— START Dataset records —
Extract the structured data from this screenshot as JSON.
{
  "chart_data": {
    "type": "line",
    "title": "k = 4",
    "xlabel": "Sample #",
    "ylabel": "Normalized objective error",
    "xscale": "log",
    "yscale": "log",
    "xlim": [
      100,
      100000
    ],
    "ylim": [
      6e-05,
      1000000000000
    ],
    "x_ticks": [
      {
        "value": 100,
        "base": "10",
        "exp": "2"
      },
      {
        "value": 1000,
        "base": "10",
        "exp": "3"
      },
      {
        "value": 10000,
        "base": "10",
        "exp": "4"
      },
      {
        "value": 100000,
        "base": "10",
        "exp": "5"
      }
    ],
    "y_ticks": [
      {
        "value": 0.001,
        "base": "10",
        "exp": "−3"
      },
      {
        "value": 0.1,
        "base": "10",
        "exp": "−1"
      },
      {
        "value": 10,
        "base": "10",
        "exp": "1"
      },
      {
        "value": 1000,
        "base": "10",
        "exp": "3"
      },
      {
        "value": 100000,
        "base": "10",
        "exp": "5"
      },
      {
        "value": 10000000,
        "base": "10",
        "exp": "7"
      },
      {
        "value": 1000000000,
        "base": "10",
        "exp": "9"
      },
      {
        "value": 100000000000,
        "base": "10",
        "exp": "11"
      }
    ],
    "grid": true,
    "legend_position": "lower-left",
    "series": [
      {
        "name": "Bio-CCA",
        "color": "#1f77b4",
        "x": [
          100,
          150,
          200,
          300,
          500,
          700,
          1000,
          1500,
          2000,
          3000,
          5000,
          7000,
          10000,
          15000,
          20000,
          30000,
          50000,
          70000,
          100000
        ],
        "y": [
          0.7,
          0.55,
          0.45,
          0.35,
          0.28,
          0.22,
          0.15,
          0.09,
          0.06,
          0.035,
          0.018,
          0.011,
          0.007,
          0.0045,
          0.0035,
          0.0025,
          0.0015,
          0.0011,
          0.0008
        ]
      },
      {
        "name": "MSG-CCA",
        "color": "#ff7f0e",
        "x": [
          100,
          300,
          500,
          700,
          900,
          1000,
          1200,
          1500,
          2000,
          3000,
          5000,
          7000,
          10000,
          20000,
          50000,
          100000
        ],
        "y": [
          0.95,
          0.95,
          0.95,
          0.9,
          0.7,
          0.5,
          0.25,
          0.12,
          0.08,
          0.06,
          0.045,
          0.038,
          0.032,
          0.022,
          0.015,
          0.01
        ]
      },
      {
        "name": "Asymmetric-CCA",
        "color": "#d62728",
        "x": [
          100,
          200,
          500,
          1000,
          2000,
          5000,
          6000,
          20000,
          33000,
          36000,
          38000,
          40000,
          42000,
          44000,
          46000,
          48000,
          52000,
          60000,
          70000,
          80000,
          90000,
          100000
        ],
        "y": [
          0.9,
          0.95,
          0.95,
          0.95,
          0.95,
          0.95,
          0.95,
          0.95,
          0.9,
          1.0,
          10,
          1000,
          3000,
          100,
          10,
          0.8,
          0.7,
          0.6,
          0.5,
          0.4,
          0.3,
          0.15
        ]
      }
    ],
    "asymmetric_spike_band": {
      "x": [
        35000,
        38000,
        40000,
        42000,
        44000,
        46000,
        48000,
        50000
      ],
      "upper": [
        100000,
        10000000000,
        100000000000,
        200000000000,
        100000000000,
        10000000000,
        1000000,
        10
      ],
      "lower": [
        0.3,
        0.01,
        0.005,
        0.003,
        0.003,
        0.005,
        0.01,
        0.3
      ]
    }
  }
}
— END Dataset records —
- Written problem: Write out the data again, exactly and in full.

- Answer in full:
Extract the structured data from this screenshot as JSON.
{
  "chart_data": {
    "type": "line",
    "title": "k = 4",
    "xlabel": "Sample #",
    "ylabel": "Normalized objective error",
    "xscale": "log",
    "yscale": "log",
    "xlim": [
      100,
      100000
    ],
    "ylim": [
      6e-05,
      1000000000000
    ],
    "x_ticks": [
      {
        "value": 100,
        "base": "10",
        "exp": "2"
      },
      {
        "value": 1000,
        "base": "10",
        "exp": "3"
      },
      {
        "value": 10000,
        "base": "10",
        "exp": "4"
      },
      {
        "value": 100000,
        "base": "10",
        "exp": "5"
      }
    ],
    "y_ticks": [
      {
        "value": 0.001,
        "base": "10",
        "exp": "−3"
      },
      {
        "value": 0.1,
        "base": "10",
        "exp": "−1"
      },
      {
        "value": 10,
        "base": "10",
        "exp": "1"
      },
      {
        "value": 1000,
        "base": "10",
        "exp": "3"
      },
      {
        "value": 100000,
        "base": "10",
        "exp": "5"
      },
      {
        "value": 10000000,
        "base": "10",
        "exp": "7"
      },
      {
        "value": 1000000000,
        "base": "10",
        "exp": "9"
      },
      {
        "value": 100000000000,
        "base": "10",
        "exp": "11"
      }
    ],
    "grid": true,
    "legend_position": "lower-left",
    "series": [
      {
        "name": "Bio-CCA",
        "color": "#1f77b4",
        "x": [
          100,
          150,
          200,
          300,
          500,
          700,
          1000,
          1500,
          2000,
          3000,
          5000,
          7000,
          10000,
          15000,
          20000,
          30000,
          50000,
          70000,
          100000
        ],
        "y": [
          0.7,
          0.55,
          0.45,
          0.35,
          0.28,
          0.22,
          0.15,
          0.09,
          0.06,
          0.035,
          0.018,
          0.011,
          0.007,
          0.0045,
          0.0035,
          0.0025,
          0.0015,
          0.0011,
          0.0008
        ]
      },
      {
        "name": "MSG-CCA",
        "color": "#ff7f0e",
        "x": [
          100,
          300,
          500,
          700,
          900,
          1000,
          1200,
          1500,
          2000,
          3000,
          5000,
          7000,
          10000,
          20000,
          50000,
          100000
        ],
        "y": [
          0.95,
          0.95,
          0.95,
          0.9,
          0.7,
          0.5,
          0.25,
          0.12,
          0.08,
          0.06,
          0.045,
          0.038,
          0.032,
          0.022,
          0.015,
          0.01
        ]
      },
      {
        "name": "Asymmetric-CCA",
        "color": "#d62728",
        "x": [
          100,
          200,
          500,
          1000,
          2000,
          5000,
          6000,
          20000,
          33000,
          36000,
          38000,
          40000,
          42000,
          44000,
          46000,
          48000,
          52000,
          60000,
          70000,
          80000,
          90000,
          100000
        ],
        "y": [
          0.9,
          0.95,
          0.95,
          0.95,
          0.95,
          0.95,
          0.95,
          0.95,
          0.9,
          1.0,
          10,
          1000,
          3000,
          100,
          10,
          0.8,
          0.7,
          0.6,
          0.5,
          0.4,
          0.3,
          0.15
        ]
      }
    ],
    "asymmetric_spike_band": {
      "x": [
        35000,
        38000,
        40000,
        42000,
        44000,
        46000,
        48000,
        50000
      ],
      "upper": [
        100000,
        10000000000,
        100000000000,
        200000000000,
        100000000000,
        10000000000,
        1000000,
        10
      ],
      "lower": [
        0.3,
        0.01,
        0.005,
        0.003,
        0.003,
        0.005,
        0.01,
        0.3
      ]
    }
  }
}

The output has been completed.